- _WRITTEN INSTRUCTION_: Return all entries precisely as they stand, without the images.

start GIVEN DATA

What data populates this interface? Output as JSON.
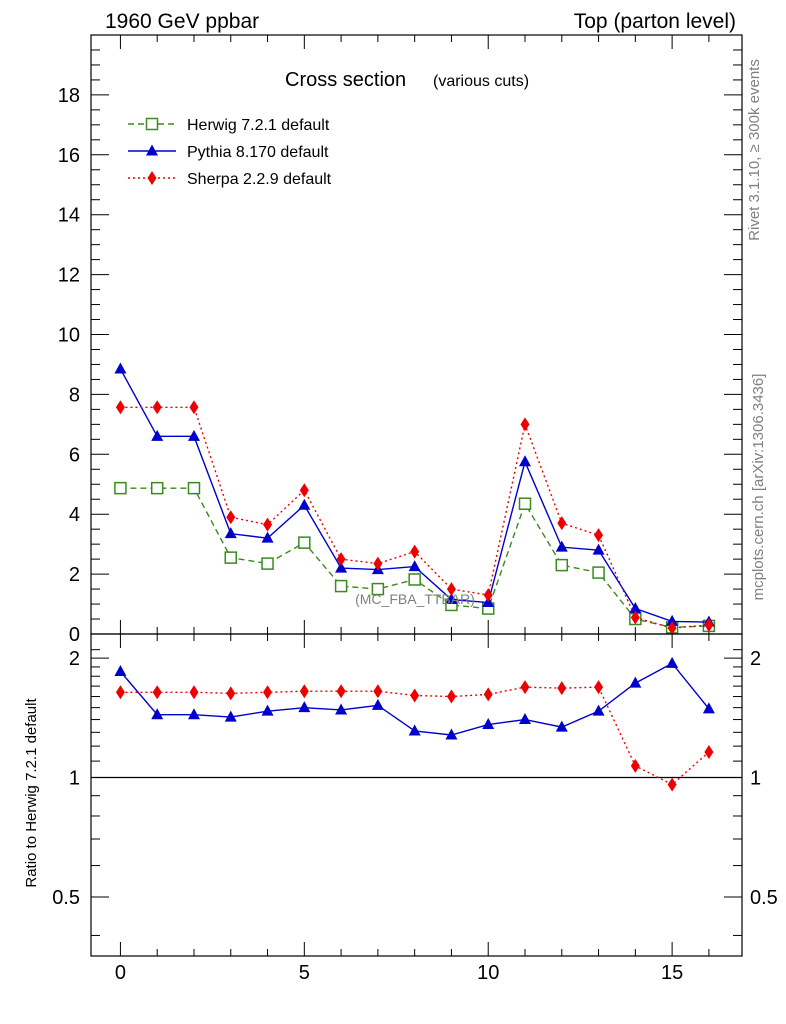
{
  "header": {
    "left": "1960 GeV ppbar",
    "right": "Top (parton level)"
  },
  "side_labels": {
    "rivet": "Rivet 3.1.10, ≥ 300k events",
    "mcplots": "mcplots.cern.ch [arXiv:1306.3436]"
  },
  "watermark": "(MC_FBA_TTBAR)",
  "chart_data": {
    "type": "line",
    "title": "Cross section",
    "subtitle": "(various cuts)",
    "x": [
      0,
      1,
      2,
      3,
      4,
      5,
      6,
      7,
      8,
      9,
      10,
      11,
      12,
      13,
      14,
      15,
      16
    ],
    "xlim": [
      -0.8,
      16.9
    ],
    "ylim": [
      0,
      20
    ],
    "xticks": [
      "0",
      "5",
      "10",
      "15"
    ],
    "yticks": [
      "0",
      "2",
      "4",
      "6",
      "8",
      "10",
      "12",
      "14",
      "16",
      "18"
    ],
    "legend_position": "top-left",
    "series": [
      {
        "name": "Herwig 7.2.1 default",
        "color": "#3a8a1e",
        "line": "dashed",
        "marker": "open-square",
        "values": [
          4.87,
          4.87,
          4.87,
          2.55,
          2.35,
          3.05,
          1.6,
          1.5,
          1.82,
          0.97,
          0.85,
          4.35,
          2.3,
          2.05,
          0.5,
          0.22,
          0.27
        ]
      },
      {
        "name": "Pythia 8.170 default",
        "color": "#0000cc",
        "line": "solid",
        "marker": "filled-triangle",
        "values": [
          8.85,
          6.6,
          6.6,
          3.35,
          3.2,
          4.3,
          2.2,
          2.15,
          2.25,
          1.15,
          1.05,
          5.75,
          2.9,
          2.8,
          0.85,
          0.42,
          0.4
        ]
      },
      {
        "name": "Sherpa 2.2.9 default",
        "color": "#ee0000",
        "line": "dotted",
        "marker": "filled-diamond",
        "values": [
          7.57,
          7.57,
          7.57,
          3.9,
          3.65,
          4.8,
          2.5,
          2.35,
          2.75,
          1.5,
          1.3,
          7.0,
          3.7,
          3.3,
          0.55,
          0.2,
          0.3
        ]
      }
    ],
    "ratio": {
      "ylabel": "Ratio to Herwig 7.2.1 default",
      "ylim": [
        0.355,
        2.3
      ],
      "yticks": [
        "0.5",
        "1",
        "2"
      ],
      "reference": 1,
      "series": [
        {
          "color": "#0000cc",
          "marker": "filled-triangle",
          "line": "solid",
          "values": [
            1.85,
            1.44,
            1.44,
            1.42,
            1.47,
            1.5,
            1.48,
            1.52,
            1.31,
            1.28,
            1.36,
            1.4,
            1.34,
            1.47,
            1.73,
            1.94,
            1.49
          ]
        },
        {
          "color": "#ee0000",
          "marker": "filled-diamond",
          "line": "dotted",
          "values": [
            1.64,
            1.64,
            1.64,
            1.63,
            1.64,
            1.65,
            1.65,
            1.65,
            1.61,
            1.6,
            1.62,
            1.69,
            1.68,
            1.69,
            1.07,
            0.96,
            1.16
          ]
        }
      ]
    }
  }
}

end GIVEN DATA

- _THE OUTPUT_:
What data populates this interface? Output as JSON.
{
  "header": {
    "left": "1960 GeV ppbar",
    "right": "Top (parton level)"
  },
  "side_labels": {
    "rivet": "Rivet 3.1.10, ≥ 300k events",
    "mcplots": "mcplots.cern.ch [arXiv:1306.3436]"
  },
  "watermark": "(MC_FBA_TTBAR)",
  "chart_data": {
    "type": "line",
    "title": "Cross section",
    "subtitle": "(various cuts)",
    "x": [
      0,
      1,
      2,
      3,
      4,
      5,
      6,
      7,
      8,
      9,
      10,
      11,
      12,
      13,
      14,
      15,
      16
    ],
    "xlim": [
      -0.8,
      16.9
    ],
    "ylim": [
      0,
      20
    ],
    "xticks": [
      "0",
      "5",
      "10",
      "15"
    ],
    "yticks": [
      "0",
      "2",
      "4",
      "6",
      "8",
      "10",
      "12",
      "14",
      "16",
      "18"
    ],
    "legend_position": "top-left",
    "series": [
      {
        "name": "Herwig 7.2.1 default",
        "color": "#3a8a1e",
        "line": "dashed",
        "marker": "open-square",
        "values": [
          4.87,
          4.87,
          4.87,
          2.55,
          2.35,
          3.05,
          1.6,
          1.5,
          1.82,
          0.97,
          0.85,
          4.35,
          2.3,
          2.05,
          0.5,
          0.22,
          0.27
        ]
      },
      {
        "name": "Pythia 8.170 default",
        "color": "#0000cc",
        "line": "solid",
        "marker": "filled-triangle",
        "values": [
          8.85,
          6.6,
          6.6,
          3.35,
          3.2,
          4.3,
          2.2,
          2.15,
          2.25,
          1.15,
          1.05,
          5.75,
          2.9,
          2.8,
          0.85,
          0.42,
          0.4
        ]
      },
      {
        "name": "Sherpa 2.2.9 default",
        "color": "#ee0000",
        "line": "dotted",
        "marker": "filled-diamond",
        "values": [
          7.57,
          7.57,
          7.57,
          3.9,
          3.65,
          4.8,
          2.5,
          2.35,
          2.75,
          1.5,
          1.3,
          7.0,
          3.7,
          3.3,
          0.55,
          0.2,
          0.3
        ]
      }
    ],
    "ratio": {
      "ylabel": "Ratio to Herwig 7.2.1 default",
      "ylim": [
        0.355,
        2.3
      ],
      "yticks": [
        "0.5",
        "1",
        "2"
      ],
      "reference": 1,
      "series": [
        {
          "color": "#0000cc",
          "marker": "filled-triangle",
          "line": "solid",
          "values": [
            1.85,
            1.44,
            1.44,
            1.42,
            1.47,
            1.5,
            1.48,
            1.52,
            1.31,
            1.28,
            1.36,
            1.4,
            1.34,
            1.47,
            1.73,
            1.94,
            1.49
          ]
        },
        {
          "color": "#ee0000",
          "marker": "filled-diamond",
          "line": "dotted",
          "values": [
            1.64,
            1.64,
            1.64,
            1.63,
            1.64,
            1.65,
            1.65,
            1.65,
            1.61,
            1.6,
            1.62,
            1.69,
            1.68,
            1.69,
            1.07,
            0.96,
            1.16
          ]
        }
      ]
    }
  }
}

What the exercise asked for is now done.